** begin Records to process **
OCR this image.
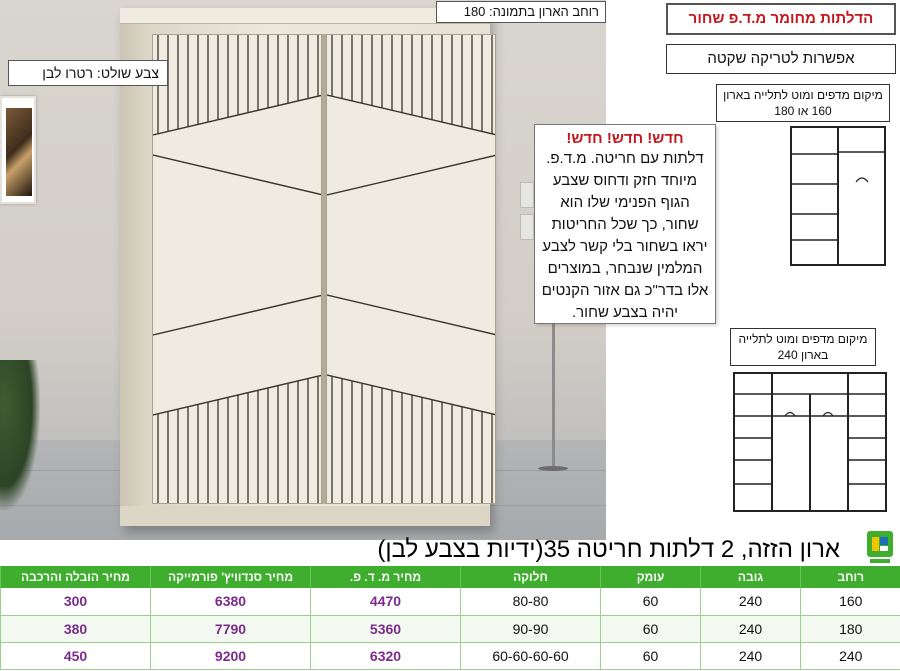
רוחב הארון בתמונה: 180
צבע שולט: רטרו לבן
חדש! חדש! חדש!
דלתות עם חריטה. מ.ד.פ. מיוחד חזק ודחוס שצבע הגוף הפנימי שלו הוא שחור, כך שכל החריטות יראו בשחור בלי קשר לצבע המלמין שנבחר, במוצרים אלו בדר"כ גם אזור הקנטים יהיה בצבע שחור.
הדלתות מחומר מ.ד.פ שחור
אפשרות לטריקה שקטה
מיקום מדפים ומוט לתלייה בארון 160 או 180
מיקום מדפים ומוט לתלייה בארון 240
ארון הזזה, 2 דלתות חריטה 35(ידיות בצבע לבן)
רוחב	גובה	עומק	חלוקה	מחיר מ. ד. פ.	מחיר סנדוויץ' פורמייקה	מחיר הובלה והרכבה
160	240	60	80-80	4470	6380	300
180	240	60	90-90	5360	7790	380
240	240	60	60-60-60-60	6320	9200	450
** end Records to process **
Exercise aim - Look through the entries and find each line that has the string "ומוט". Copy those lines.

Response below -
מיקום מדפים ומוט לתלייה בארון 160 או 180
מיקום מדפים ומוט לתלייה בארון 240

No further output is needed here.